> _DATA PROVIDED_
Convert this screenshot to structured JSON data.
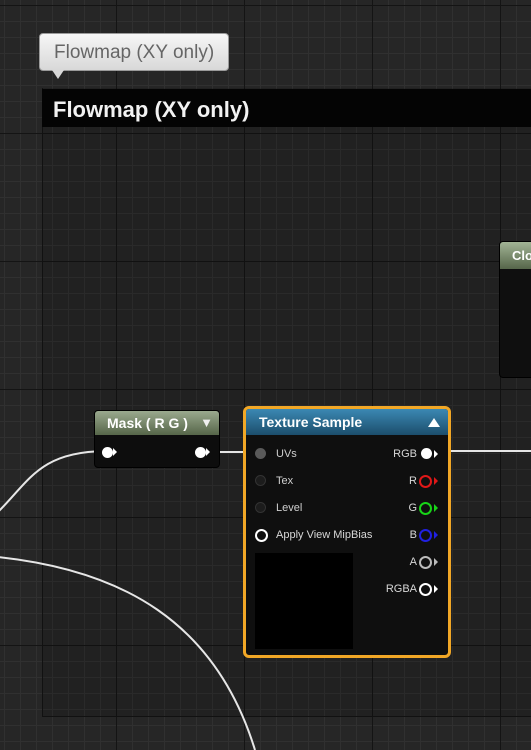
{
  "comment": {
    "bubble_text": "Flowmap (XY only)",
    "title": "Flowmap (XY only)"
  },
  "mask_node": {
    "title": "Mask ( R G )",
    "chevron": "▼"
  },
  "texture_node": {
    "title": "Texture Sample",
    "inputs": [
      "UVs",
      "Tex",
      "Level",
      "Apply View MipBias"
    ],
    "outputs": [
      "RGB",
      "R",
      "G",
      "B",
      "A",
      "RGBA"
    ],
    "output_colors": {
      "RGB": "#ffffff",
      "R": "#e01818",
      "G": "#18d418",
      "B": "#2020e0",
      "A": "#bbbbbb",
      "RGBA": "#ffffff"
    },
    "selected_border_color": "#f1a726"
  },
  "partial_node": {
    "title": "Clo"
  }
}
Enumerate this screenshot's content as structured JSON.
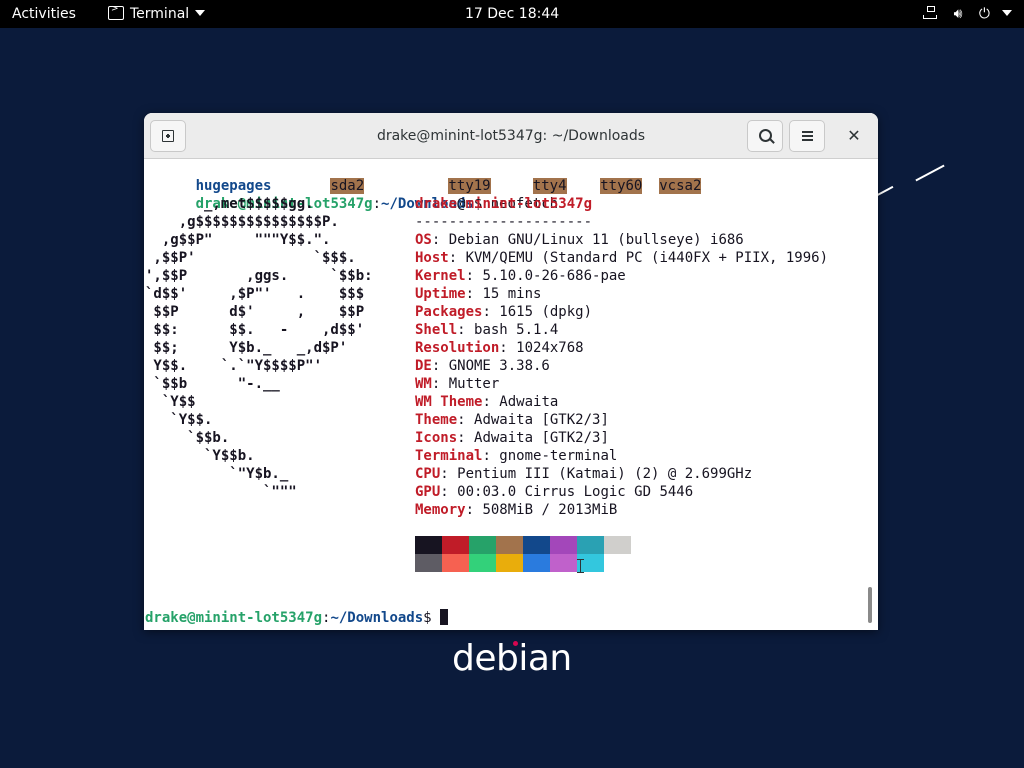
{
  "topbar": {
    "activities": "Activities",
    "app_name": "Terminal",
    "clock": "17 Dec  18:44"
  },
  "desktop": {
    "logo_text": "debian"
  },
  "window": {
    "title": "drake@minint-lot5347g: ~/Downloads"
  },
  "terminal": {
    "prev_line": {
      "items": [
        "hugepages",
        "sda2",
        "tty19",
        "tty4",
        "tty60",
        "vcsa2"
      ]
    },
    "prompt": {
      "user_host": "drake@minint-lot5347g",
      "sep": ":",
      "path": "~/Downloads",
      "symbol": "$",
      "command": " neofetch"
    },
    "ascii_art": [
      "       _,met$$$$$gg.",
      "    ,g$$$$$$$$$$$$$$$P.",
      "  ,g$$P\"     \"\"\"Y$$.\".",
      " ,$$P'              `$$$.",
      "',$$P       ,ggs.     `$$b:",
      "`d$$'     ,$P\"'   .    $$$",
      " $$P      d$'     ,    $$P",
      " $$:      $$.   -    ,d$$'",
      " $$;      Y$b._   _,d$P'",
      " Y$$.    `.`\"Y$$$$P\"'",
      " `$$b      \"-.__",
      "  `Y$$",
      "   `Y$$.",
      "     `$$b.",
      "       `Y$$b.",
      "          `\"Y$b._",
      "              `\"\"\""
    ],
    "info": {
      "user": "drake",
      "at": "@",
      "host": "minint-lot5347g",
      "separator": "---------------------",
      "rows": [
        {
          "key": "OS",
          "value": "Debian GNU/Linux 11 (bullseye) i686"
        },
        {
          "key": "Host",
          "value": "KVM/QEMU (Standard PC (i440FX + PIIX, 1996)"
        },
        {
          "key": "Kernel",
          "value": "5.10.0-26-686-pae"
        },
        {
          "key": "Uptime",
          "value": "15 mins"
        },
        {
          "key": "Packages",
          "value": "1615 (dpkg)"
        },
        {
          "key": "Shell",
          "value": "bash 5.1.4"
        },
        {
          "key": "Resolution",
          "value": "1024x768"
        },
        {
          "key": "DE",
          "value": "GNOME 3.38.6"
        },
        {
          "key": "WM",
          "value": "Mutter"
        },
        {
          "key": "WM Theme",
          "value": "Adwaita"
        },
        {
          "key": "Theme",
          "value": "Adwaita [GTK2/3]"
        },
        {
          "key": "Icons",
          "value": "Adwaita [GTK2/3]"
        },
        {
          "key": "Terminal",
          "value": "gnome-terminal"
        },
        {
          "key": "CPU",
          "value": "Pentium III (Katmai) (2) @ 2.699GHz"
        },
        {
          "key": "GPU",
          "value": "00:03.0 Cirrus Logic GD 5446"
        },
        {
          "key": "Memory",
          "value": "508MiB / 2013MiB"
        }
      ],
      "key_suffix": ": "
    },
    "palette": {
      "normal": [
        "#171421",
        "#c01c28",
        "#26a269",
        "#a2734c",
        "#12488b",
        "#a347ba",
        "#2aa1b3",
        "#d0cfcc"
      ],
      "bright": [
        "#5e5c64",
        "#f66151",
        "#33d17a",
        "#e9ad0c",
        "#2a7bde",
        "#c061cb",
        "#33c7de",
        "#ffffff"
      ]
    }
  }
}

> _EXERCISE BRIEF_
Each entry shown above must be quoted exactly, with its pictures left out.

> _FINAL RESULT_
Convert this screenshot to structured JSON data.
{
  "comment": {
    "bubble_text": "Flowmap (XY only)",
    "title": "Flowmap (XY only)"
  },
  "mask_node": {
    "title": "Mask ( R G )",
    "chevron": "▼"
  },
  "texture_node": {
    "title": "Texture Sample",
    "inputs": [
      "UVs",
      "Tex",
      "Level",
      "Apply View MipBias"
    ],
    "outputs": [
      "RGB",
      "R",
      "G",
      "B",
      "A",
      "RGBA"
    ],
    "output_colors": {
      "RGB": "#ffffff",
      "R": "#e01818",
      "G": "#18d418",
      "B": "#2020e0",
      "A": "#bbbbbb",
      "RGBA": "#ffffff"
    },
    "selected_border_color": "#f1a726"
  },
  "partial_node": {
    "title": "Clo"
  }
}
Enumerate this screenshot's content as structured JSON.
{
  "topbar": {
    "activities": "Activities",
    "app_name": "Terminal",
    "clock": "17 Dec  18:44"
  },
  "desktop": {
    "logo_text": "debian"
  },
  "window": {
    "title": "drake@minint-lot5347g: ~/Downloads"
  },
  "terminal": {
    "prev_line": {
      "items": [
        "hugepages",
        "sda2",
        "tty19",
        "tty4",
        "tty60",
        "vcsa2"
      ]
    },
    "prompt": {
      "user_host": "drake@minint-lot5347g",
      "sep": ":",
      "path": "~/Downloads",
      "symbol": "$",
      "command": " neofetch"
    },
    "ascii_art": [
      "       _,met$$$$$gg.",
      "    ,g$$$$$$$$$$$$$$$P.",
      "  ,g$$P\"     \"\"\"Y$$.\".",
      " ,$$P'              `$$$.",
      "',$$P       ,ggs.     `$$b:",
      "`d$$'     ,$P\"'   .    $$$",
      " $$P      d$'     ,    $$P",
      " $$:      $$.   -    ,d$$'",
      " $$;      Y$b._   _,d$P'",
      " Y$$.    `.`\"Y$$$$P\"'",
      " `$$b      \"-.__",
      "  `Y$$",
      "   `Y$$.",
      "     `$$b.",
      "       `Y$$b.",
      "          `\"Y$b._",
      "              `\"\"\""
    ],
    "info": {
      "user": "drake",
      "at": "@",
      "host": "minint-lot5347g",
      "separator": "---------------------",
      "rows": [
        {
          "key": "OS",
          "value": "Debian GNU/Linux 11 (bullseye) i686"
        },
        {
          "key": "Host",
          "value": "KVM/QEMU (Standard PC (i440FX + PIIX, 1996)"
        },
        {
          "key": "Kernel",
          "value": "5.10.0-26-686-pae"
        },
        {
          "key": "Uptime",
          "value": "15 mins"
        },
        {
          "key": "Packages",
          "value": "1615 (dpkg)"
        },
        {
          "key": "Shell",
          "value": "bash 5.1.4"
        },
        {
          "key": "Resolution",
          "value": "1024x768"
        },
        {
          "key": "DE",
          "value": "GNOME 3.38.6"
        },
        {
          "key": "WM",
          "value": "Mutter"
        },
        {
          "key": "WM Theme",
          "value": "Adwaita"
        },
        {
          "key": "Theme",
          "value": "Adwaita [GTK2/3]"
        },
        {
          "key": "Icons",
          "value": "Adwaita [GTK2/3]"
        },
        {
          "key": "Terminal",
          "value": "gnome-terminal"
        },
        {
          "key": "CPU",
          "value": "Pentium III (Katmai) (2) @ 2.699GHz"
        },
        {
          "key": "GPU",
          "value": "00:03.0 Cirrus Logic GD 5446"
        },
        {
          "key": "Memory",
          "value": "508MiB / 2013MiB"
        }
      ],
      "key_suffix": ": "
    },
    "palette": {
      "normal": [
        "#171421",
        "#c01c28",
        "#26a269",
        "#a2734c",
        "#12488b",
        "#a347ba",
        "#2aa1b3",
        "#d0cfcc"
      ],
      "bright": [
        "#5e5c64",
        "#f66151",
        "#33d17a",
        "#e9ad0c",
        "#2a7bde",
        "#c061cb",
        "#33c7de",
        "#ffffff"
      ]
    }
  }
}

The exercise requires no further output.